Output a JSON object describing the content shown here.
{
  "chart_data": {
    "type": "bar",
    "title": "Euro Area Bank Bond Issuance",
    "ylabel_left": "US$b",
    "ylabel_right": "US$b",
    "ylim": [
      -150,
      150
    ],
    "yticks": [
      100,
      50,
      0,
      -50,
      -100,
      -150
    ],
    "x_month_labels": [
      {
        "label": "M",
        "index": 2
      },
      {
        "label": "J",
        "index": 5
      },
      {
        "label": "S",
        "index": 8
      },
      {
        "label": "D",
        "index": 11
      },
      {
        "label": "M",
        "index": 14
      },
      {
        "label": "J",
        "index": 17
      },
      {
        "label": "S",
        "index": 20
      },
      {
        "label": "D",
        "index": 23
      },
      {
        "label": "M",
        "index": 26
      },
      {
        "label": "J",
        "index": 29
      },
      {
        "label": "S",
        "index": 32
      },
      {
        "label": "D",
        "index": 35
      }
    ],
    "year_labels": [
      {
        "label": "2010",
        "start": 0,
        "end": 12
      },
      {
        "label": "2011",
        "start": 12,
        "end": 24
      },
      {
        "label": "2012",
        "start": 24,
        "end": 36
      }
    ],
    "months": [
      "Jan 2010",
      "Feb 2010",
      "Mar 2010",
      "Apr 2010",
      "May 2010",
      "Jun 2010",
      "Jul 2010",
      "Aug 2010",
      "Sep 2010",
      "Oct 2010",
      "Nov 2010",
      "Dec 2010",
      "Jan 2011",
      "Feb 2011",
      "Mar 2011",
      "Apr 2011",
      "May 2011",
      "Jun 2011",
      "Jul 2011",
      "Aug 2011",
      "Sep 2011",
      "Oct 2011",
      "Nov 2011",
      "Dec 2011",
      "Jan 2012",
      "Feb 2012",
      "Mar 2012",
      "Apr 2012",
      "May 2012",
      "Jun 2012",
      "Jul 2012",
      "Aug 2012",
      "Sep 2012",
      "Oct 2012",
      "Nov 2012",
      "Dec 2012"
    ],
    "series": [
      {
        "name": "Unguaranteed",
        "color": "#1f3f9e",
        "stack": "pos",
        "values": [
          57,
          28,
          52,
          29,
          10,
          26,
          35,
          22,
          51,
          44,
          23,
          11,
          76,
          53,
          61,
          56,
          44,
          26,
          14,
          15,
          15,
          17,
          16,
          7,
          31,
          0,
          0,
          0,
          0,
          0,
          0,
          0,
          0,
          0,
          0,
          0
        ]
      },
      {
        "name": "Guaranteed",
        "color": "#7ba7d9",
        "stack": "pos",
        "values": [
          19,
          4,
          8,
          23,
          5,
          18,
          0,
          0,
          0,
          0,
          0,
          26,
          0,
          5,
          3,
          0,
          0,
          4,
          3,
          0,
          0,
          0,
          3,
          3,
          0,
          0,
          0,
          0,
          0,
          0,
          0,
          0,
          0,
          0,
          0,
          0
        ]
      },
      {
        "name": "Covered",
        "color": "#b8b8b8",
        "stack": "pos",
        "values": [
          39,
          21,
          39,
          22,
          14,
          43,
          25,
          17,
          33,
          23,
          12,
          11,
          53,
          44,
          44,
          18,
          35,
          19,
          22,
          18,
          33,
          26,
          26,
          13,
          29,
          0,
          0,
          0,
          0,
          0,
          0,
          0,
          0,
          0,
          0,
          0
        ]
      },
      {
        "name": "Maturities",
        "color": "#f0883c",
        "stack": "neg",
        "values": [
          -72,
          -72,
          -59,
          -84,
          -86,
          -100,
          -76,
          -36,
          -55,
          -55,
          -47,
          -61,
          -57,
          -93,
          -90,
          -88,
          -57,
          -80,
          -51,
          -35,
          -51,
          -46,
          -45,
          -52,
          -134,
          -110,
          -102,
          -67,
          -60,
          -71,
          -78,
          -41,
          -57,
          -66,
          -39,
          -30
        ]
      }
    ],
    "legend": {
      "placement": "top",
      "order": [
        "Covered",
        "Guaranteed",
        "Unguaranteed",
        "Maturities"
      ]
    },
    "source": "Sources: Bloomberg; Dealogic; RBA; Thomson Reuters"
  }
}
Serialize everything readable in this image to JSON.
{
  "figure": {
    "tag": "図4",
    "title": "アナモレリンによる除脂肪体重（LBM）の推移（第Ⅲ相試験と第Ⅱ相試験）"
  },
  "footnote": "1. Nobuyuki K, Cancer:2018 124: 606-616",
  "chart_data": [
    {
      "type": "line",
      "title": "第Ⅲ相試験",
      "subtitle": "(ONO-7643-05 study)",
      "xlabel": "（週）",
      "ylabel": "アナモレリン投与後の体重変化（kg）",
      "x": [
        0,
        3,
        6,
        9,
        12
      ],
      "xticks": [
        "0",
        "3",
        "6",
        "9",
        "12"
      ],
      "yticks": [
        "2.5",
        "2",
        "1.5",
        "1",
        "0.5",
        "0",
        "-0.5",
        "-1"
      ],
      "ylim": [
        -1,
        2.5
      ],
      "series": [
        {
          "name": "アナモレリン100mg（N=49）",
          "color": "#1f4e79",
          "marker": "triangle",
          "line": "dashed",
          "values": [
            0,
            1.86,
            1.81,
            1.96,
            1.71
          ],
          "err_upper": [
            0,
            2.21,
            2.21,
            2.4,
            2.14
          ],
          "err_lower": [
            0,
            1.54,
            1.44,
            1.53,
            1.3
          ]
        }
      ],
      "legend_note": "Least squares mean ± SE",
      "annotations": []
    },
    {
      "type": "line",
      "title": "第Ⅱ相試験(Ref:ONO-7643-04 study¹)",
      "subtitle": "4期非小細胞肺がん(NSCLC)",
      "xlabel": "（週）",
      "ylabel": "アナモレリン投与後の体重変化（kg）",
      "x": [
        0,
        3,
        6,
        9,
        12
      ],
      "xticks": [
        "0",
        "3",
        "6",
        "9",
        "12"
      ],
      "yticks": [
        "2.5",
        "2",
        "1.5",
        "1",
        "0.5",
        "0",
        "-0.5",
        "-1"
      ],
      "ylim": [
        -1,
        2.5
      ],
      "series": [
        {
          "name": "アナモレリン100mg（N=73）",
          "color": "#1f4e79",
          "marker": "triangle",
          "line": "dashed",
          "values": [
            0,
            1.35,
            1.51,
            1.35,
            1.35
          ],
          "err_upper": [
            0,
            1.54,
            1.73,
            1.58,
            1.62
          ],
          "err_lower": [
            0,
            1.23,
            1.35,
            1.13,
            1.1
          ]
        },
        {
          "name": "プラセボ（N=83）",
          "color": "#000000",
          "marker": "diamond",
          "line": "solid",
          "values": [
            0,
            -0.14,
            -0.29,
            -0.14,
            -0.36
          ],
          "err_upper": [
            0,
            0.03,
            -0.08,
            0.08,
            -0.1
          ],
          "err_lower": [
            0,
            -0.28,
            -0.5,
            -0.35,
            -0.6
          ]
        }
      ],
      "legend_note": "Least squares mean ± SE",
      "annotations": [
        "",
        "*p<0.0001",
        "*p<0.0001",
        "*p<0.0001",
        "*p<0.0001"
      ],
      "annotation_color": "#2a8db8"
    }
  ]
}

> [Problem description] All of the entries need to be reproduced exactly; please write them out.

> [Result below]
Output a JSON object describing the content shown here.
{
  "chart_data": {
    "type": "bar",
    "title": "Euro Area Bank Bond Issuance",
    "ylabel_left": "US$b",
    "ylabel_right": "US$b",
    "ylim": [
      -150,
      150
    ],
    "yticks": [
      100,
      50,
      0,
      -50,
      -100,
      -150
    ],
    "x_month_labels": [
      {
        "label": "M",
        "index": 2
      },
      {
        "label": "J",
        "index": 5
      },
      {
        "label": "S",
        "index": 8
      },
      {
        "label": "D",
        "index": 11
      },
      {
        "label": "M",
        "index": 14
      },
      {
        "label": "J",
        "index": 17
      },
      {
        "label": "S",
        "index": 20
      },
      {
        "label": "D",
        "index": 23
      },
      {
        "label": "M",
        "index": 26
      },
      {
        "label": "J",
        "index": 29
      },
      {
        "label": "S",
        "index": 32
      },
      {
        "label": "D",
        "index": 35
      }
    ],
    "year_labels": [
      {
        "label": "2010",
        "start": 0,
        "end": 12
      },
      {
        "label": "2011",
        "start": 12,
        "end": 24
      },
      {
        "label": "2012",
        "start": 24,
        "end": 36
      }
    ],
    "months": [
      "Jan 2010",
      "Feb 2010",
      "Mar 2010",
      "Apr 2010",
      "May 2010",
      "Jun 2010",
      "Jul 2010",
      "Aug 2010",
      "Sep 2010",
      "Oct 2010",
      "Nov 2010",
      "Dec 2010",
      "Jan 2011",
      "Feb 2011",
      "Mar 2011",
      "Apr 2011",
      "May 2011",
      "Jun 2011",
      "Jul 2011",
      "Aug 2011",
      "Sep 2011",
      "Oct 2011",
      "Nov 2011",
      "Dec 2011",
      "Jan 2012",
      "Feb 2012",
      "Mar 2012",
      "Apr 2012",
      "May 2012",
      "Jun 2012",
      "Jul 2012",
      "Aug 2012",
      "Sep 2012",
      "Oct 2012",
      "Nov 2012",
      "Dec 2012"
    ],
    "series": [
      {
        "name": "Unguaranteed",
        "color": "#1f3f9e",
        "stack": "pos",
        "values": [
          57,
          28,
          52,
          29,
          10,
          26,
          35,
          22,
          51,
          44,
          23,
          11,
          76,
          53,
          61,
          56,
          44,
          26,
          14,
          15,
          15,
          17,
          16,
          7,
          31,
          0,
          0,
          0,
          0,
          0,
          0,
          0,
          0,
          0,
          0,
          0
        ]
      },
      {
        "name": "Guaranteed",
        "color": "#7ba7d9",
        "stack": "pos",
        "values": [
          19,
          4,
          8,
          23,
          5,
          18,
          0,
          0,
          0,
          0,
          0,
          26,
          0,
          5,
          3,
          0,
          0,
          4,
          3,
          0,
          0,
          0,
          3,
          3,
          0,
          0,
          0,
          0,
          0,
          0,
          0,
          0,
          0,
          0,
          0,
          0
        ]
      },
      {
        "name": "Covered",
        "color": "#b8b8b8",
        "stack": "pos",
        "values": [
          39,
          21,
          39,
          22,
          14,
          43,
          25,
          17,
          33,
          23,
          12,
          11,
          53,
          44,
          44,
          18,
          35,
          19,
          22,
          18,
          33,
          26,
          26,
          13,
          29,
          0,
          0,
          0,
          0,
          0,
          0,
          0,
          0,
          0,
          0,
          0
        ]
      },
      {
        "name": "Maturities",
        "color": "#f0883c",
        "stack": "neg",
        "values": [
          -72,
          -72,
          -59,
          -84,
          -86,
          -100,
          -76,
          -36,
          -55,
          -55,
          -47,
          -61,
          -57,
          -93,
          -90,
          -88,
          -57,
          -80,
          -51,
          -35,
          -51,
          -46,
          -45,
          -52,
          -134,
          -110,
          -102,
          -67,
          -60,
          -71,
          -78,
          -41,
          -57,
          -66,
          -39,
          -30
        ]
      }
    ],
    "legend": {
      "placement": "top",
      "order": [
        "Covered",
        "Guaranteed",
        "Unguaranteed",
        "Maturities"
      ]
    },
    "source": "Sources: Bloomberg; Dealogic; RBA; Thomson Reuters"
  }
}
Serialize everything readable in this image to JSON.
{
  "figure": {
    "tag": "図4",
    "title": "アナモレリンによる除脂肪体重（LBM）の推移（第Ⅲ相試験と第Ⅱ相試験）"
  },
  "footnote": "1. Nobuyuki K, Cancer:2018 124: 606-616",
  "chart_data": [
    {
      "type": "line",
      "title": "第Ⅲ相試験",
      "subtitle": "(ONO-7643-05 study)",
      "xlabel": "（週）",
      "ylabel": "アナモレリン投与後の体重変化（kg）",
      "x": [
        0,
        3,
        6,
        9,
        12
      ],
      "xticks": [
        "0",
        "3",
        "6",
        "9",
        "12"
      ],
      "yticks": [
        "2.5",
        "2",
        "1.5",
        "1",
        "0.5",
        "0",
        "-0.5",
        "-1"
      ],
      "ylim": [
        -1,
        2.5
      ],
      "series": [
        {
          "name": "アナモレリン100mg（N=49）",
          "color": "#1f4e79",
          "marker": "triangle",
          "line": "dashed",
          "values": [
            0,
            1.86,
            1.81,
            1.96,
            1.71
          ],
          "err_upper": [
            0,
            2.21,
            2.21,
            2.4,
            2.14
          ],
          "err_lower": [
            0,
            1.54,
            1.44,
            1.53,
            1.3
          ]
        }
      ],
      "legend_note": "Least squares mean ± SE",
      "annotations": []
    },
    {
      "type": "line",
      "title": "第Ⅱ相試験(Ref:ONO-7643-04 study¹)",
      "subtitle": "4期非小細胞肺がん(NSCLC)",
      "xlabel": "（週）",
      "ylabel": "アナモレリン投与後の体重変化（kg）",
      "x": [
        0,
        3,
        6,
        9,
        12
      ],
      "xticks": [
        "0",
        "3",
        "6",
        "9",
        "12"
      ],
      "yticks": [
        "2.5",
        "2",
        "1.5",
        "1",
        "0.5",
        "0",
        "-0.5",
        "-1"
      ],
      "ylim": [
        -1,
        2.5
      ],
      "series": [
        {
          "name": "アナモレリン100mg（N=73）",
          "color": "#1f4e79",
          "marker": "triangle",
          "line": "dashed",
          "values": [
            0,
            1.35,
            1.51,
            1.35,
            1.35
          ],
          "err_upper": [
            0,
            1.54,
            1.73,
            1.58,
            1.62
          ],
          "err_lower": [
            0,
            1.23,
            1.35,
            1.13,
            1.1
          ]
        },
        {
          "name": "プラセボ（N=83）",
          "color": "#000000",
          "marker": "diamond",
          "line": "solid",
          "values": [
            0,
            -0.14,
            -0.29,
            -0.14,
            -0.36
          ],
          "err_upper": [
            0,
            0.03,
            -0.08,
            0.08,
            -0.1
          ],
          "err_lower": [
            0,
            -0.28,
            -0.5,
            -0.35,
            -0.6
          ]
        }
      ],
      "legend_note": "Least squares mean ± SE",
      "annotations": [
        "",
        "*p<0.0001",
        "*p<0.0001",
        "*p<0.0001",
        "*p<0.0001"
      ],
      "annotation_color": "#2a8db8"
    }
  ]
}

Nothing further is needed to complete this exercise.